● EXERCISE BRIEF: Repeat the records verbatim and leave the pictures out of your copy.

● EXERCISE INPUTS:

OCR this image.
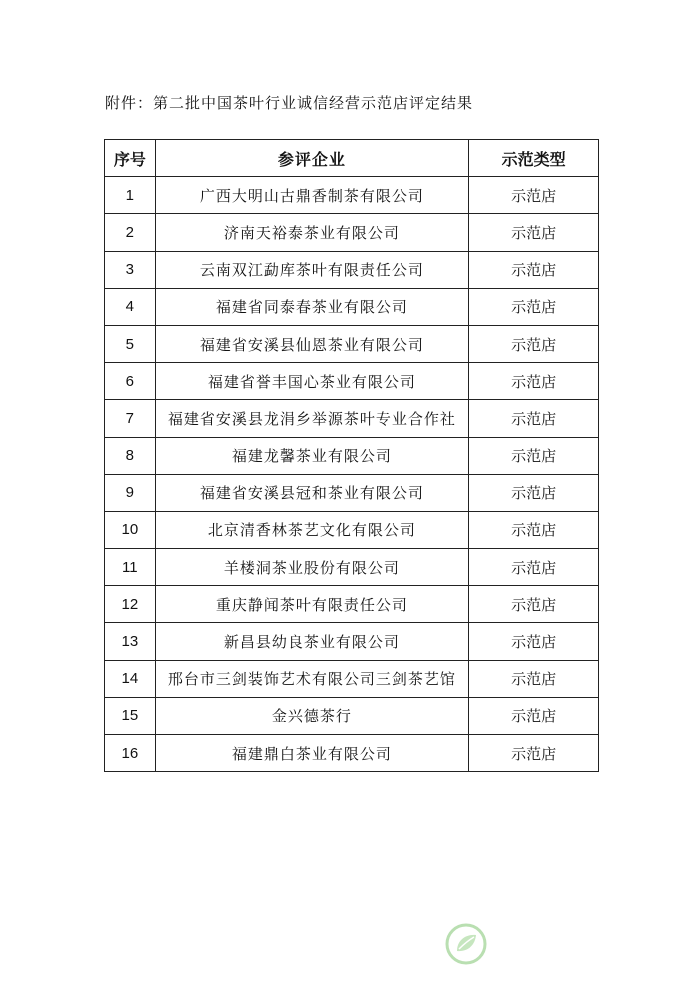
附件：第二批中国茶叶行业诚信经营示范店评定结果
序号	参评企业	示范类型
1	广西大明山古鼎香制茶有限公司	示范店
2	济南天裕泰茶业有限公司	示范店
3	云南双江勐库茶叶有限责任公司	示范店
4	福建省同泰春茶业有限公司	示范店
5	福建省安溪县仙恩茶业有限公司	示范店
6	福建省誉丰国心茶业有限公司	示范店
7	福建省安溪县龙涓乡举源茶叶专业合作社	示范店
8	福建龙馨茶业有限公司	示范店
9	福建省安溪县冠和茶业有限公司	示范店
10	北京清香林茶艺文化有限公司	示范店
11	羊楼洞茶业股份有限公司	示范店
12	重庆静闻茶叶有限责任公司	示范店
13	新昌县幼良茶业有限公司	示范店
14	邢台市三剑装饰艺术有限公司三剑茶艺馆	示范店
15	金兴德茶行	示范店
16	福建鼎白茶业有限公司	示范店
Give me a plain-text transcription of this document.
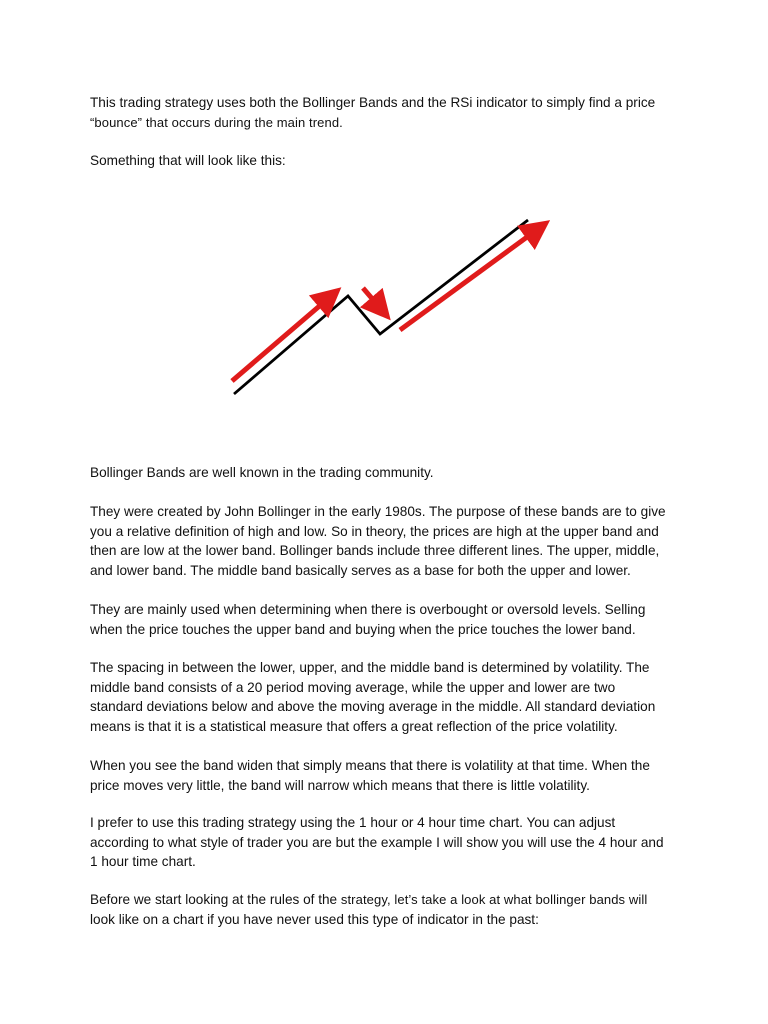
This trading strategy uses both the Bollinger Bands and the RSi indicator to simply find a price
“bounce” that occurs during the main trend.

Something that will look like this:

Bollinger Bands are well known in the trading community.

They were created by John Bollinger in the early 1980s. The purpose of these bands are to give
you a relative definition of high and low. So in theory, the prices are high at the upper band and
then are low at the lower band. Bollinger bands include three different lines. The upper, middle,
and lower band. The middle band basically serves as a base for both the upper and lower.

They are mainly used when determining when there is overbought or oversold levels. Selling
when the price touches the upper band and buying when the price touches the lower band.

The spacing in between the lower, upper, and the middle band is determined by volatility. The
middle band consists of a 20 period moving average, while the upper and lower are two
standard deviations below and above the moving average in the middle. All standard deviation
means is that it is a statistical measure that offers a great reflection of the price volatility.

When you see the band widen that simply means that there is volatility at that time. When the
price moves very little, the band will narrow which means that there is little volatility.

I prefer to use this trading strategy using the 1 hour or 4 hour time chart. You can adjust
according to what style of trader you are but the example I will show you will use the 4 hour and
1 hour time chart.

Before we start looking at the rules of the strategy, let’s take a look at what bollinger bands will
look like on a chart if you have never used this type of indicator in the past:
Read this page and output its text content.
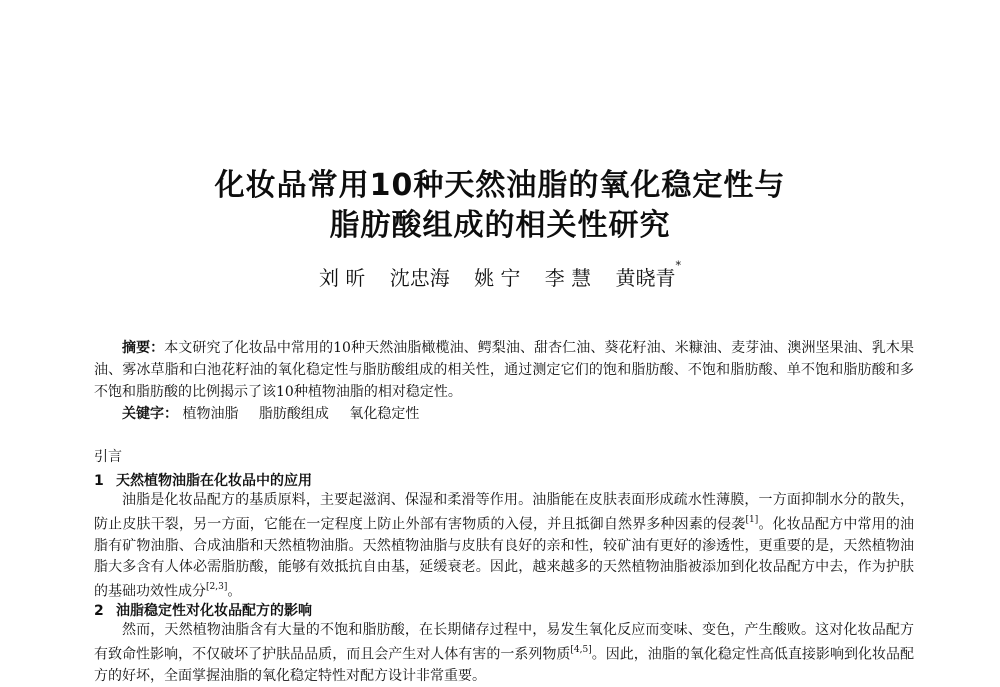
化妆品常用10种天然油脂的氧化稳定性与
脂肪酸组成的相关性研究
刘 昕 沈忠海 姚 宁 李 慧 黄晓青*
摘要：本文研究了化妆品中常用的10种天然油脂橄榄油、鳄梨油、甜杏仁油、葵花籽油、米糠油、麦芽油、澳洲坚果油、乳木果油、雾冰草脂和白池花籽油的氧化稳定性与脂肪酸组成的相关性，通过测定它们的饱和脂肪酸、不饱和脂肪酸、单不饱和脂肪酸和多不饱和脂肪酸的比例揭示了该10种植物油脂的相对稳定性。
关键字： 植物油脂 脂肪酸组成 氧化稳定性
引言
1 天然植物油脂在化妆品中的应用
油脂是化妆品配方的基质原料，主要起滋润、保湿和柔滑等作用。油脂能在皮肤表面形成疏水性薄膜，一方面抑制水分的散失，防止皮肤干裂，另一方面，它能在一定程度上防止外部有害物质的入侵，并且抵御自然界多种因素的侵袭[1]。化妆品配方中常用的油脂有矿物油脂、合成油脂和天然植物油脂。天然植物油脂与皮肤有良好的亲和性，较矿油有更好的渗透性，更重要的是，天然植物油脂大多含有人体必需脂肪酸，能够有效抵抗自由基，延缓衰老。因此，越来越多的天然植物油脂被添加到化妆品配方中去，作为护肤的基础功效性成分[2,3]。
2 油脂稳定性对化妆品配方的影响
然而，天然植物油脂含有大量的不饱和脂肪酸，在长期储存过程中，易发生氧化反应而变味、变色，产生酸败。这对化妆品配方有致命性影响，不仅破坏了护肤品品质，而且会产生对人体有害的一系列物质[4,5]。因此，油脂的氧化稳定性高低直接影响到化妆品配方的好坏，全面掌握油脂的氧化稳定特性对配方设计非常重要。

● RESPONSE TO THE EXERCISE:
OCR this image.
附件：第二批中国茶叶行业诚信经营示范店评定结果
序号	参评企业	示范类型
1	广西大明山古鼎香制茶有限公司	示范店
2	济南天裕泰茶业有限公司	示范店
3	云南双江勐库茶叶有限责任公司	示范店
4	福建省同泰春茶业有限公司	示范店
5	福建省安溪县仙恩茶业有限公司	示范店
6	福建省誉丰国心茶业有限公司	示范店
7	福建省安溪县龙涓乡举源茶叶专业合作社	示范店
8	福建龙馨茶业有限公司	示范店
9	福建省安溪县冠和茶业有限公司	示范店
10	北京清香林茶艺文化有限公司	示范店
11	羊楼洞茶业股份有限公司	示范店
12	重庆静闻茶叶有限责任公司	示范店
13	新昌县幼良茶业有限公司	示范店
14	邢台市三剑装饰艺术有限公司三剑茶艺馆	示范店
15	金兴德茶行	示范店
16	福建鼎白茶业有限公司	示范店
Give me a plain-text transcription of this document.
This trading strategy uses both the Bollinger Bands and the RSi indicator to simply find a price
“bounce” that occurs during the main trend.

Something that will look like this:

Bollinger Bands are well known in the trading community.

They were created by John Bollinger in the early 1980s. The purpose of these bands are to give
you a relative definition of high and low. So in theory, the prices are high at the upper band and
then are low at the lower band. Bollinger bands include three different lines. The upper, middle,
and lower band. The middle band basically serves as a base for both the upper and lower.

They are mainly used when determining when there is overbought or oversold levels. Selling
when the price touches the upper band and buying when the price touches the lower band.

The spacing in between the lower, upper, and the middle band is determined by volatility. The
middle band consists of a 20 period moving average, while the upper and lower are two
standard deviations below and above the moving average in the middle. All standard deviation
means is that it is a statistical measure that offers a great reflection of the price volatility.

When you see the band widen that simply means that there is volatility at that time. When the
price moves very little, the band will narrow which means that there is little volatility.

I prefer to use this trading strategy using the 1 hour or 4 hour time chart. You can adjust
according to what style of trader you are but the example I will show you will use the 4 hour and
1 hour time chart.

Before we start looking at the rules of the strategy, let’s take a look at what bollinger bands will
look like on a chart if you have never used this type of indicator in the past:
Read this page and output its text content.
化妆品常用10种天然油脂的氧化稳定性与
脂肪酸组成的相关性研究
刘 昕 沈忠海 姚 宁 李 慧 黄晓青*
摘要：本文研究了化妆品中常用的10种天然油脂橄榄油、鳄梨油、甜杏仁油、葵花籽油、米糠油、麦芽油、澳洲坚果油、乳木果油、雾冰草脂和白池花籽油的氧化稳定性与脂肪酸组成的相关性，通过测定它们的饱和脂肪酸、不饱和脂肪酸、单不饱和脂肪酸和多不饱和脂肪酸的比例揭示了该10种植物油脂的相对稳定性。
关键字： 植物油脂 脂肪酸组成 氧化稳定性
引言
1 天然植物油脂在化妆品中的应用
油脂是化妆品配方的基质原料，主要起滋润、保湿和柔滑等作用。油脂能在皮肤表面形成疏水性薄膜，一方面抑制水分的散失，防止皮肤干裂，另一方面，它能在一定程度上防止外部有害物质的入侵，并且抵御自然界多种因素的侵袭[1]。化妆品配方中常用的油脂有矿物油脂、合成油脂和天然植物油脂。天然植物油脂与皮肤有良好的亲和性，较矿油有更好的渗透性，更重要的是，天然植物油脂大多含有人体必需脂肪酸，能够有效抵抗自由基，延缓衰老。因此，越来越多的天然植物油脂被添加到化妆品配方中去，作为护肤的基础功效性成分[2,3]。
2 油脂稳定性对化妆品配方的影响
然而，天然植物油脂含有大量的不饱和脂肪酸，在长期储存过程中，易发生氧化反应而变味、变色，产生酸败。这对化妆品配方有致命性影响，不仅破坏了护肤品品质，而且会产生对人体有害的一系列物质[4,5]。因此，油脂的氧化稳定性高低直接影响到化妆品配方的好坏，全面掌握油脂的氧化稳定特性对配方设计非常重要。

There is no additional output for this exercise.